>> begin Provided records

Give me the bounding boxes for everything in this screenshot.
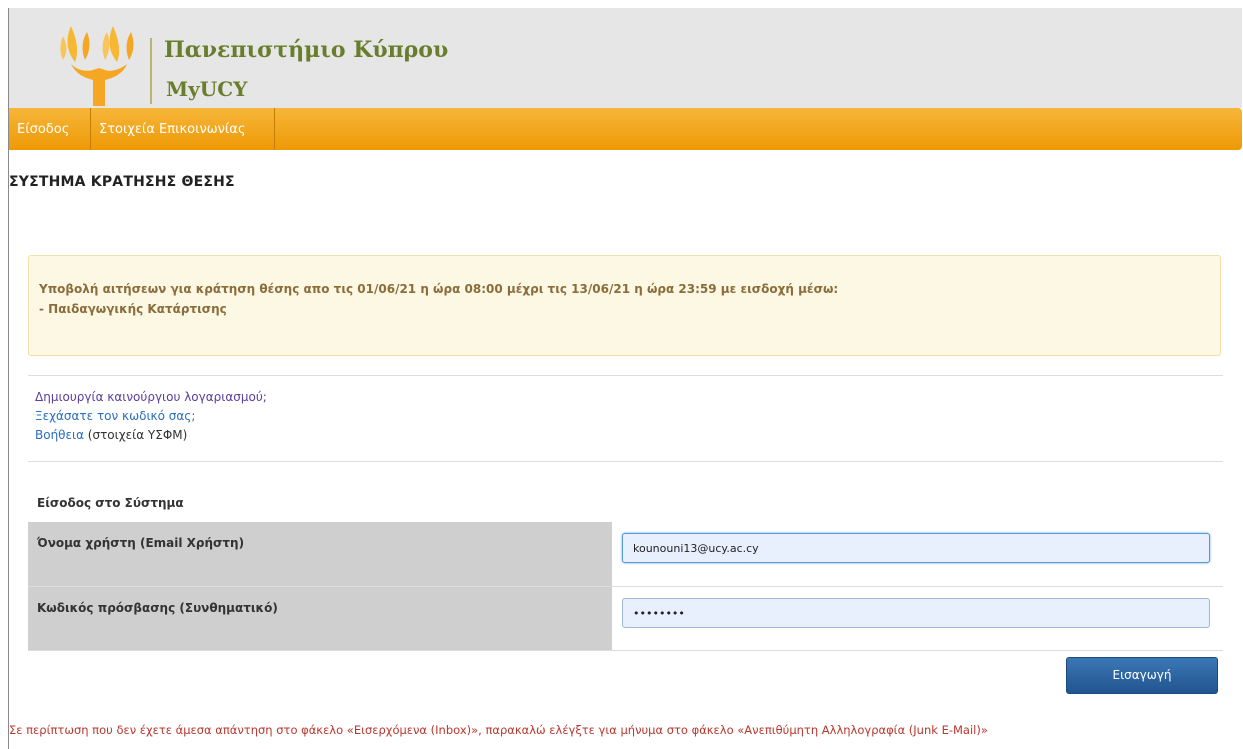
password-label-cell: Κωδικός πρόσβασης (Συνθηματικό) bbox=[28, 587, 612, 651]
username-input[interactable] bbox=[622, 533, 1210, 563]
account-links: Δημιουργία καινούργιου λογαριασμού; Ξεχά… bbox=[35, 388, 267, 445]
help-link[interactable]: Βοήθεια bbox=[35, 428, 84, 442]
login-heading: Είσοδος στο Σύστημα bbox=[37, 496, 184, 510]
site-header: Πανεπιστήμιο Κύπρου MyUCY bbox=[9, 8, 1242, 108]
nav-item-contact[interactable]: Στοιχεία Επικοινωνίας bbox=[91, 108, 254, 150]
password-input[interactable] bbox=[622, 598, 1210, 628]
forgot-password-link[interactable]: Ξεχάσατε τον κωδικό σας; bbox=[35, 409, 195, 423]
notice-text: - Παιδαγωγικής Κατάρτισης bbox=[39, 302, 227, 316]
ucy-olive-tree-icon bbox=[60, 26, 134, 106]
row-divider bbox=[28, 650, 1223, 651]
username-row: Όνομα χρήστη (Email Χρήστη) bbox=[28, 522, 1223, 586]
password-label: Κωδικός πρόσβασης (Συνθηματικό) bbox=[37, 601, 278, 615]
page-title: ΣΥΣΤΗΜΑ ΚΡΑΤΗΣΗΣ ΘΕΣΗΣ bbox=[9, 174, 235, 190]
login-form: Όνομα χρήστη (Email Χρήστη) Κωδικός πρόσ… bbox=[28, 522, 1223, 651]
main-navbar: Είσοδος Στοιχεία Επικοινωνίας bbox=[9, 108, 1242, 150]
app-name: MyUCY bbox=[166, 77, 248, 101]
submit-button[interactable]: Εισαγωγή bbox=[1066, 657, 1218, 694]
notice-text: Υποβολή αιτήσεων για κράτηση θέσης απο τ… bbox=[39, 282, 839, 296]
create-account-link[interactable]: Δημιουργία καινούργιου λογαριασμού; bbox=[35, 390, 267, 404]
divider bbox=[28, 461, 1223, 462]
username-label: Όνομα χρήστη (Email Χρήστη) bbox=[37, 536, 245, 550]
help-note: (στοιχεία ΥΣΦΜ) bbox=[83, 428, 188, 442]
divider bbox=[28, 375, 1223, 376]
notice-alert: Υποβολή αιτήσεων για κράτηση θέσης απο τ… bbox=[28, 255, 1221, 356]
junk-mail-note: Σε περίπτωση που δεν έχετε άμεσα απάντησ… bbox=[9, 723, 988, 737]
university-name: Πανεπιστήμιο Κύπρου bbox=[164, 37, 449, 63]
nav-separator bbox=[274, 108, 275, 150]
username-value-cell bbox=[612, 522, 1223, 586]
password-value-cell bbox=[612, 587, 1223, 651]
page: Πανεπιστήμιο Κύπρου MyUCY Είσοδος Στοιχε… bbox=[9, 8, 1243, 749]
username-label-cell: Όνομα χρήστη (Email Χρήστη) bbox=[28, 522, 612, 586]
window-top-strip bbox=[0, 0, 1243, 8]
nav-item-login[interactable]: Είσοδος bbox=[9, 108, 77, 150]
password-row: Κωδικός πρόσβασης (Συνθηματικό) bbox=[28, 587, 1223, 651]
logo-divider bbox=[150, 38, 152, 104]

>> end Provided records

* **The problem**: Copy every line of the records above that contains the string "value".

* **Solution below**:
username-value-cell bbox=[612, 522, 1223, 586]
password-value-cell bbox=[612, 587, 1223, 651]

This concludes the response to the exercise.